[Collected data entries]

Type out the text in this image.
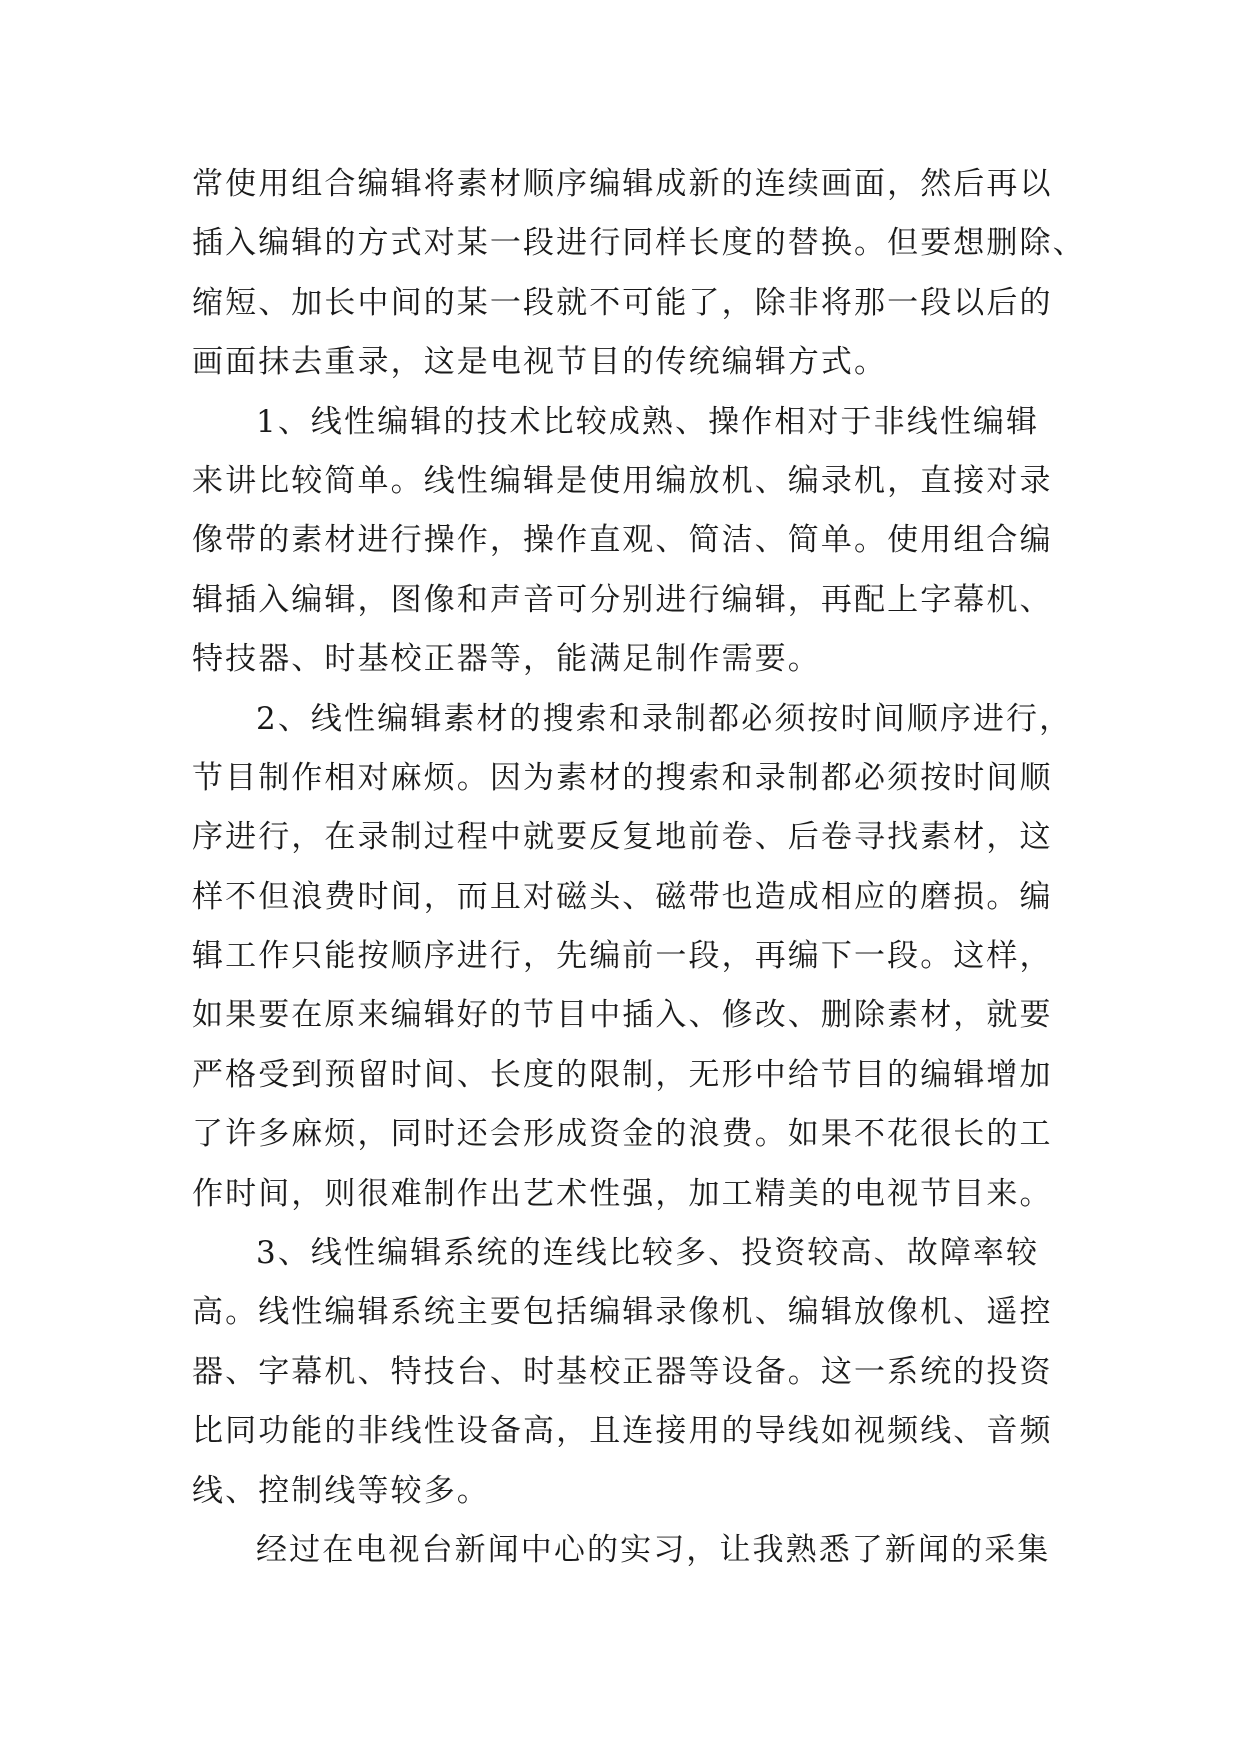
常使用组合编辑将素材顺序编辑成新的连续画面，然后再以
插入编辑的方式对某一段进行同样长度的替换。但要想删除、
缩短、加长中间的某一段就不可能了，除非将那一段以后的
画面抹去重录，这是电视节目的传统编辑方式。
1、线性编辑的技术比较成熟、操作相对于非线性编辑
来讲比较简单。线性编辑是使用编放机、编录机，直接对录
像带的素材进行操作，操作直观、简洁、简单。使用组合编
辑插入编辑，图像和声音可分别进行编辑，再配上字幕机、
特技器、时基校正器等，能满足制作需要。
2、线性编辑素材的搜索和录制都必须按时间顺序进行，
节目制作相对麻烦。因为素材的搜索和录制都必须按时间顺
序进行，在录制过程中就要反复地前卷、后卷寻找素材，这
样不但浪费时间，而且对磁头、磁带也造成相应的磨损。编
辑工作只能按顺序进行，先编前一段，再编下一段。这样，
如果要在原来编辑好的节目中插入、修改、删除素材，就要
严格受到预留时间、长度的限制，无形中给节目的编辑增加
了许多麻烦，同时还会形成资金的浪费。如果不花很长的工
作时间，则很难制作出艺术性强，加工精美的电视节目来。
3、线性编辑系统的连线比较多、投资较高、故障率较
高。线性编辑系统主要包括编辑录像机、编辑放像机、遥控
器、字幕机、特技台、时基校正器等设备。这一系统的投资
比同功能的非线性设备高，且连接用的导线如视频线、音频
线、控制线等较多。
经过在电视台新闻中心的实习，让我熟悉了新闻的采集
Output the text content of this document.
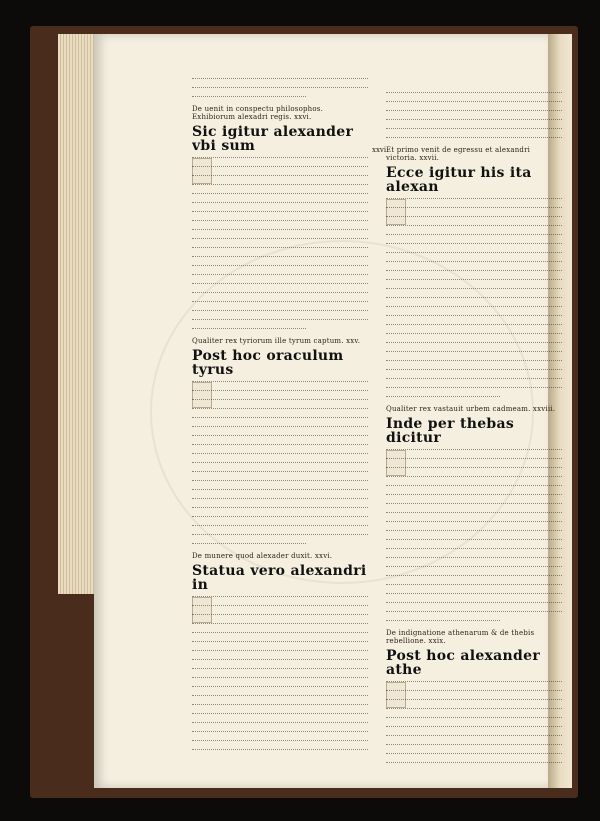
De uenit in conspectu philosophos. Exhibiorum alexadri regis. xxvi.
Sic igitur alexander vbi sum
Qualiter rex tyriorum ille tyrum captum. xxv.
Post hoc oraculum tyrus
De munere quod alexader duxit. xxvi.
Statua vero alexandri in
Et primo venit de egressu et alexandri victoria. xxvii.
Ecce igitur his ita alexan
Qualiter rex vastauit urbem cadmeam. xxviii.
Inde per thebas dicitur
De indignatione athenarum & de thebis rebellione. xxix.
Post hoc alexander athe
xxvi.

**Your goal**
List all lines above in which the string "alexandri" appears.

**Expected output**
Statua vero alexandri in
Et primo venit de egressu et alexandri victoria. xxvii.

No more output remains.